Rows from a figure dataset
○ ○ ○ ○ ○

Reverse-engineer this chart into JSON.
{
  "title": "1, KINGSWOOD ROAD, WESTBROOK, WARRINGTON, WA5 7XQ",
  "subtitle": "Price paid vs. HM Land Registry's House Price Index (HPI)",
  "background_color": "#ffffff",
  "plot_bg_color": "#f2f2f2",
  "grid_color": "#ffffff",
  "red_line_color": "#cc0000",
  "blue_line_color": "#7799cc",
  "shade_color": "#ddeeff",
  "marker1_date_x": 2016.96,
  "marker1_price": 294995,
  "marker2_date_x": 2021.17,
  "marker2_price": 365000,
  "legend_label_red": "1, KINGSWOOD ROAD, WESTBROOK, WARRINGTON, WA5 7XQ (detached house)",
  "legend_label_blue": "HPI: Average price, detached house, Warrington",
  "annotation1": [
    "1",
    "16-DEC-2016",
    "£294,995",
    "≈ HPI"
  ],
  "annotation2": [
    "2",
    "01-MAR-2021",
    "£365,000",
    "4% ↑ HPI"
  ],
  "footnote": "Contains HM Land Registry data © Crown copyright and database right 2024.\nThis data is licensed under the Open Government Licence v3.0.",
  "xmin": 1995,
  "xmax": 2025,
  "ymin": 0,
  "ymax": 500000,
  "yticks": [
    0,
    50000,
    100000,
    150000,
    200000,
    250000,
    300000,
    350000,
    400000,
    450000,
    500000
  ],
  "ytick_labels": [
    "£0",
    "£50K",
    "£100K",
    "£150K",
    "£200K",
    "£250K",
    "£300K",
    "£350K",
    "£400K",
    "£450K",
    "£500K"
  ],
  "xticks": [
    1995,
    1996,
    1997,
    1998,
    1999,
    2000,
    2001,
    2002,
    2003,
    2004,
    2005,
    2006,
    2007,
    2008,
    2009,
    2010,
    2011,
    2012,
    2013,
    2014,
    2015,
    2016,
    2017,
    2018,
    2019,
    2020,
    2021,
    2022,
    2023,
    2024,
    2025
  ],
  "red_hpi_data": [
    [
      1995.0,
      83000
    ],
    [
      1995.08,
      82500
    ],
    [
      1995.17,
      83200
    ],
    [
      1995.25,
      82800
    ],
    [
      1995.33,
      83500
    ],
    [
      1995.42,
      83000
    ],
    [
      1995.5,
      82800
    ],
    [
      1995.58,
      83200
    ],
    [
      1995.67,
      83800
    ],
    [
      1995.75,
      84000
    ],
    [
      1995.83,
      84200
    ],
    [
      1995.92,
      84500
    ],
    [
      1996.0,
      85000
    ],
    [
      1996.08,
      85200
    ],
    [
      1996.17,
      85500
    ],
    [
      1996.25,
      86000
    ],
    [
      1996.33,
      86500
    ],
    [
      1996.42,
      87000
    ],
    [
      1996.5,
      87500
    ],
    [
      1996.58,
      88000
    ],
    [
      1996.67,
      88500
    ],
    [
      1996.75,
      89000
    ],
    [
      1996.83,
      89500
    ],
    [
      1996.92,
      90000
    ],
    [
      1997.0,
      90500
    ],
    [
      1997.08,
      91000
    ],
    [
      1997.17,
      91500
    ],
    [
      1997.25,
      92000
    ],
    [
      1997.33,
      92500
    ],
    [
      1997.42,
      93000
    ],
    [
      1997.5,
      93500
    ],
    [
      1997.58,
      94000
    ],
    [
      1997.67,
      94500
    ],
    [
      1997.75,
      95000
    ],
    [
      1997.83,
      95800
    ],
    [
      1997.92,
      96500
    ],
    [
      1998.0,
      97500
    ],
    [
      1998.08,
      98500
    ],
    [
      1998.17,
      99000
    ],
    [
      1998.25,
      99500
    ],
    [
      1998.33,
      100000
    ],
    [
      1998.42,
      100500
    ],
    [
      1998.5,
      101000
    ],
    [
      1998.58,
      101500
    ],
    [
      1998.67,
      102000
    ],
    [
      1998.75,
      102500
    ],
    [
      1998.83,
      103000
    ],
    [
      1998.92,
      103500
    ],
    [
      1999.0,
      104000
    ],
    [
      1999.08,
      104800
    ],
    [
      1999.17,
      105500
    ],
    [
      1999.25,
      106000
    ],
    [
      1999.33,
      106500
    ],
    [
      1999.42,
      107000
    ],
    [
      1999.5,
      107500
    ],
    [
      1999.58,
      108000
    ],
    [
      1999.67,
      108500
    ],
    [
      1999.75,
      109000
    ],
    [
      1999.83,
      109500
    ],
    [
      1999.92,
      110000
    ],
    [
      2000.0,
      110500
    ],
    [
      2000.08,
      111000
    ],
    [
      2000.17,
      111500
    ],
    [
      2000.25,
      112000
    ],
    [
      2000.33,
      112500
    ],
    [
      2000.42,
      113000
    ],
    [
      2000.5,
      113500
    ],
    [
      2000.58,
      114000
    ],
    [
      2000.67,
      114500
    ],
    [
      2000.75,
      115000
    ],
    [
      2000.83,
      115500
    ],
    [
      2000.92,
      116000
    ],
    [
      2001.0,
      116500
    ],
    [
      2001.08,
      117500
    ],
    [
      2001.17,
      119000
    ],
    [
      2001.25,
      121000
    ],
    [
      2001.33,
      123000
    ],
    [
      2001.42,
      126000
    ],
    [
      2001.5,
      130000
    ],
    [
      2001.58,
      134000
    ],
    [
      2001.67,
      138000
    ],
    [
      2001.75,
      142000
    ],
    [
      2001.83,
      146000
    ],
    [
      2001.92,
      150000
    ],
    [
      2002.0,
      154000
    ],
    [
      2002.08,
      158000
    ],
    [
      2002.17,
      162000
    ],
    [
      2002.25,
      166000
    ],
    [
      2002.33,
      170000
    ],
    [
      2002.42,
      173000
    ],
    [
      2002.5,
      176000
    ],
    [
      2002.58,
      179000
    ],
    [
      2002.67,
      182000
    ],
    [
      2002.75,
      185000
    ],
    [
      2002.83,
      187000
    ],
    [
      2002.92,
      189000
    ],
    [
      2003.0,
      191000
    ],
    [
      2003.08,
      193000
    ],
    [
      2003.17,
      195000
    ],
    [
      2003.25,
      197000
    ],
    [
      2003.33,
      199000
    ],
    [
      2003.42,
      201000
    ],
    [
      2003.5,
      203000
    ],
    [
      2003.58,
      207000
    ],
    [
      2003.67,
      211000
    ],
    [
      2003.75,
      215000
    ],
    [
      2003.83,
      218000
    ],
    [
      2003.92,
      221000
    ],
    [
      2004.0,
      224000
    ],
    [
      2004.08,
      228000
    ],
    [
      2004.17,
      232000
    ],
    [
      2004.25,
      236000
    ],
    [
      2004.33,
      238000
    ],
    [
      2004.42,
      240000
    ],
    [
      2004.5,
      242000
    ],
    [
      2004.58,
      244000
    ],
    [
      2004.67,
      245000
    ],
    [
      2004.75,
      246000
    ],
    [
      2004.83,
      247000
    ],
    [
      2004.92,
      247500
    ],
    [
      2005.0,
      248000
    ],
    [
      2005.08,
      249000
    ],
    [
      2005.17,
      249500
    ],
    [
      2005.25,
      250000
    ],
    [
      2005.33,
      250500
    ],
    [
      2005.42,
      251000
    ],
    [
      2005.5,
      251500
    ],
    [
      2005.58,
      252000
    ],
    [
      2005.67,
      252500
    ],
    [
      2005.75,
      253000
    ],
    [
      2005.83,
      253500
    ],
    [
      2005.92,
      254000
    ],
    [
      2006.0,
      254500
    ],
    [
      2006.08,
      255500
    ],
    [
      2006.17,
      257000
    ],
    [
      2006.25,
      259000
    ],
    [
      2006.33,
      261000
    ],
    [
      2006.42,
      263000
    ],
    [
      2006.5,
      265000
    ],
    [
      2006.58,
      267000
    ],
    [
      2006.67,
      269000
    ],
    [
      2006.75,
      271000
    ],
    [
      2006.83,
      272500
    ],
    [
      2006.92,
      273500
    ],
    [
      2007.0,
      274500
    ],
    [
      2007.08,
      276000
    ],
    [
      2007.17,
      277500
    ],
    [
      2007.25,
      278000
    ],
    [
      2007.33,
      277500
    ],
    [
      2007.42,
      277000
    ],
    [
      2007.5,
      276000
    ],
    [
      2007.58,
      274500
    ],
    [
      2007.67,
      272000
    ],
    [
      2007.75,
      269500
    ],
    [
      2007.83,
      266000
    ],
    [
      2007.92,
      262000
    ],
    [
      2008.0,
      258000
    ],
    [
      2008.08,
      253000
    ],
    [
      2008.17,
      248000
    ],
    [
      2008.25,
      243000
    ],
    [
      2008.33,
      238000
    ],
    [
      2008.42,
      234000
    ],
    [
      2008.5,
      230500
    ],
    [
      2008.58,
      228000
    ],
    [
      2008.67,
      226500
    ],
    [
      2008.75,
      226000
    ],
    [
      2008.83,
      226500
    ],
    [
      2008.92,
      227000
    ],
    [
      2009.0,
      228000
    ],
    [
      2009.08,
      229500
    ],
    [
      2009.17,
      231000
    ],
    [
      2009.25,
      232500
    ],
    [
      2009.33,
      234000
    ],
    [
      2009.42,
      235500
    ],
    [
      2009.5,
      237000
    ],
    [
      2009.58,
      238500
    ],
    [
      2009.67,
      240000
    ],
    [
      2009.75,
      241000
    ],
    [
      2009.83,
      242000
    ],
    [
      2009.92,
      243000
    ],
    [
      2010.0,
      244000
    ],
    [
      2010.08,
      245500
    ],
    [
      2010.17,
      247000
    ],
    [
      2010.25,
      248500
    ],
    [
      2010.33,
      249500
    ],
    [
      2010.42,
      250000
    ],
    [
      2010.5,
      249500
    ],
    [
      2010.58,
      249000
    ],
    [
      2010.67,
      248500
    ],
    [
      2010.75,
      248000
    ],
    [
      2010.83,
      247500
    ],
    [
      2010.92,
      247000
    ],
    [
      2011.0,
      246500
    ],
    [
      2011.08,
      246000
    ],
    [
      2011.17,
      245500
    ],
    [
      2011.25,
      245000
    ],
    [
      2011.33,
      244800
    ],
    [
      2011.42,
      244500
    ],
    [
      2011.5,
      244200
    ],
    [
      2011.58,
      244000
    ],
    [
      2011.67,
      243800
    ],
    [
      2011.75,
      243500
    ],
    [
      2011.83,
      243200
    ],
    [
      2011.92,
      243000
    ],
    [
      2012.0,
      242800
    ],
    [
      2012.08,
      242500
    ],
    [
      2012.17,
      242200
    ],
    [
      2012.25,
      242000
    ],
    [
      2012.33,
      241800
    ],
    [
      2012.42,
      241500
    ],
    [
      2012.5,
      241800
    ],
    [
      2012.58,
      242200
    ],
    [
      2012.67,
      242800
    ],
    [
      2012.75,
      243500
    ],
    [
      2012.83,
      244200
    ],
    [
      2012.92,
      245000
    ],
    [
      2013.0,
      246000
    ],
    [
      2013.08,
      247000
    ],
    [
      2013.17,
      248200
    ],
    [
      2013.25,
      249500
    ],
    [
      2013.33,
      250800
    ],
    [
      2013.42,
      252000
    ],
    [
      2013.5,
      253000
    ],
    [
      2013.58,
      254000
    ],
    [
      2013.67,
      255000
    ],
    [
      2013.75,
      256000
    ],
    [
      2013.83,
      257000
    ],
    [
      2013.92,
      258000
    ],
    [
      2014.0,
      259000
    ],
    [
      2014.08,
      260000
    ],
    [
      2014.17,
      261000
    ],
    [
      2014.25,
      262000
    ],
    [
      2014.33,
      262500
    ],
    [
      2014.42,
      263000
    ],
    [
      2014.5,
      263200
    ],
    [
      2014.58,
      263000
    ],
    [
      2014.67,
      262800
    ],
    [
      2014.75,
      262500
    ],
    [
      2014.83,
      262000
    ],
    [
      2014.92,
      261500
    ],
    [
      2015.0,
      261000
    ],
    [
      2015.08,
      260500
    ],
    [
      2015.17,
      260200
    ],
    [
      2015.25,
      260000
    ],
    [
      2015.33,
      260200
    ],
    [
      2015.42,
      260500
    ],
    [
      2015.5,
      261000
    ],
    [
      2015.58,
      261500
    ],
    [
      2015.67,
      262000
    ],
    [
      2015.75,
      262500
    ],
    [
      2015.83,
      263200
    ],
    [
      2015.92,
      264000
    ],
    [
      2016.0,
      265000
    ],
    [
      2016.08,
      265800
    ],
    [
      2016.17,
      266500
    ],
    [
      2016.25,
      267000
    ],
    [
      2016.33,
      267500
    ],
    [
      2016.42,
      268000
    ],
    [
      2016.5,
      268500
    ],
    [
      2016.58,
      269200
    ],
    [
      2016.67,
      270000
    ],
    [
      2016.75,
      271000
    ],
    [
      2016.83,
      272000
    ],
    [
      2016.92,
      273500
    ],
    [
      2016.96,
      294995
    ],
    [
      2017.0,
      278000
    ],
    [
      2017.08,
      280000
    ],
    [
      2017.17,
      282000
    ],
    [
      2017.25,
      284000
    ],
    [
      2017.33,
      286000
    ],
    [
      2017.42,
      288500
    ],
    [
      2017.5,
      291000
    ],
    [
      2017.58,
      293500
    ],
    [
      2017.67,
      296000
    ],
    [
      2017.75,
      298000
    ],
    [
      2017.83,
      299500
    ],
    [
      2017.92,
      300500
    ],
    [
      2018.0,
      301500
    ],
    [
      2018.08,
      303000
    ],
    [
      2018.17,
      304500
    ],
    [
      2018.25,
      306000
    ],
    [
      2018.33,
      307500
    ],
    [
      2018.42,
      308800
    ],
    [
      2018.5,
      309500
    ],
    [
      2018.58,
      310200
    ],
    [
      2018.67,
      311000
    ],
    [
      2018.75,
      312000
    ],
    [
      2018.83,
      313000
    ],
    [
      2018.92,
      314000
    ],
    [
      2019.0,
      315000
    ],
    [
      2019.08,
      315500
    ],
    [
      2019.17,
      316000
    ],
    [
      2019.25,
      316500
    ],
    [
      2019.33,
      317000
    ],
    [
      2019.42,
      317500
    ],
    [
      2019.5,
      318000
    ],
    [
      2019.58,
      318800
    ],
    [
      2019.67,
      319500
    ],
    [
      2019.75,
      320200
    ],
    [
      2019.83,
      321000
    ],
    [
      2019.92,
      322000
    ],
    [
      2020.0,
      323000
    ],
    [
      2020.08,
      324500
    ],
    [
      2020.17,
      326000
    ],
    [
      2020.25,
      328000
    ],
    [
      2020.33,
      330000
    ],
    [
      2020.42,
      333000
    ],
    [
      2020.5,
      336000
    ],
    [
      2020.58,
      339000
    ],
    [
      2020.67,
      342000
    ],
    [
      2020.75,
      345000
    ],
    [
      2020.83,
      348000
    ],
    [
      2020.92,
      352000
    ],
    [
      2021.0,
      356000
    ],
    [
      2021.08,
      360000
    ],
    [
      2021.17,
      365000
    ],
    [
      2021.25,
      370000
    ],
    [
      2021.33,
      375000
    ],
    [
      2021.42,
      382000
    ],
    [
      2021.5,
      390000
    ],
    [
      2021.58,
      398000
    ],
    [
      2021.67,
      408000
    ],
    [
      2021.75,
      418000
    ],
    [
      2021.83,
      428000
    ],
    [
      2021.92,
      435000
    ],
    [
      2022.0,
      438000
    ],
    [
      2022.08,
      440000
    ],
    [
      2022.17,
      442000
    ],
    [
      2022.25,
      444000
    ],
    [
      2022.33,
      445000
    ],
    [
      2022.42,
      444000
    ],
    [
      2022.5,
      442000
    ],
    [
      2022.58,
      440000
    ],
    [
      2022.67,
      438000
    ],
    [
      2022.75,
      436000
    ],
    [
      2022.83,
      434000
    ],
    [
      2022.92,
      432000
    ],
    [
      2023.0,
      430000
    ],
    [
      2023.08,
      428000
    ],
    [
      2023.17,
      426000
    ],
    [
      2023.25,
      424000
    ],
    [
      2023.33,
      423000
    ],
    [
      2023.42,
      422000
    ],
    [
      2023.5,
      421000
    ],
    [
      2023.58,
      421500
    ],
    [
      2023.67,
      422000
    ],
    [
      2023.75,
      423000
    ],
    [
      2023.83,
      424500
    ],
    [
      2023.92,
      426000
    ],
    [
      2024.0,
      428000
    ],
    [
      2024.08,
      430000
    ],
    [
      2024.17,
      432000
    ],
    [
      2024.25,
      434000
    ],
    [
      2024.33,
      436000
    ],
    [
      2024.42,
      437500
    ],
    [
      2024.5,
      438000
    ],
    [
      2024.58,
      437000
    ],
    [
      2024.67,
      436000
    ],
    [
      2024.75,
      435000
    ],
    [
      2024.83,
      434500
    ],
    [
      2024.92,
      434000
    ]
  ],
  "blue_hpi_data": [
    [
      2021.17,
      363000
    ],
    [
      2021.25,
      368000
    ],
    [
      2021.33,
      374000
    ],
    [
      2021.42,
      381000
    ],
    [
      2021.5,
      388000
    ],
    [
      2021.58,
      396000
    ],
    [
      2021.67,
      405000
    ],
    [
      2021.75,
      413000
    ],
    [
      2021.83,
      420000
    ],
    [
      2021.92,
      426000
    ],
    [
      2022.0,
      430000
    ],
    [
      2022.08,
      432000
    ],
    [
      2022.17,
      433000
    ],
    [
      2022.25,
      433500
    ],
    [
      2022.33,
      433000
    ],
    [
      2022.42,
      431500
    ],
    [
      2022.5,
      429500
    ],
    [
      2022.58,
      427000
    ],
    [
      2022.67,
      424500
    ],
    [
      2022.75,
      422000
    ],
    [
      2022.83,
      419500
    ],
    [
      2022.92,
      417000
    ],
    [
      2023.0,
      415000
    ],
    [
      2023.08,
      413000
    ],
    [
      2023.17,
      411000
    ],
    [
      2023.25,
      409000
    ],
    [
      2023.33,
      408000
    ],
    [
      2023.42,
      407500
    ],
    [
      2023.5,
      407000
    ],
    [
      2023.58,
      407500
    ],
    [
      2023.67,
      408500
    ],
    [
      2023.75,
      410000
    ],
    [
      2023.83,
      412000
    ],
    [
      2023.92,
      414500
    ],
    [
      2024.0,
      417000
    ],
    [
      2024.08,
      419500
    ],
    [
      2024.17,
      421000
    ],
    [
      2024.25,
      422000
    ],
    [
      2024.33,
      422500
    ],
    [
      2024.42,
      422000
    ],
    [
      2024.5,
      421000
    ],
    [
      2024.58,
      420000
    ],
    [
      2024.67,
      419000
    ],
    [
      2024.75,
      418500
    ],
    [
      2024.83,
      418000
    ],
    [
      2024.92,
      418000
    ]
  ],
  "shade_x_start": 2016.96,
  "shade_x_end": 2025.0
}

○ ○ ○ ○ ○

> STATED EXERCISE
From the material above, gather all lines that include the string "Registry" and copy them.

> WRITTEN RESPONSE
  "subtitle": "Price paid vs. HM Land Registry's House Price Index (HPI)",
  "footnote": "Contains HM Land Registry data © Crown copyright and database right 2024.\nThis data is licensed under the Open Government Licence v3.0.",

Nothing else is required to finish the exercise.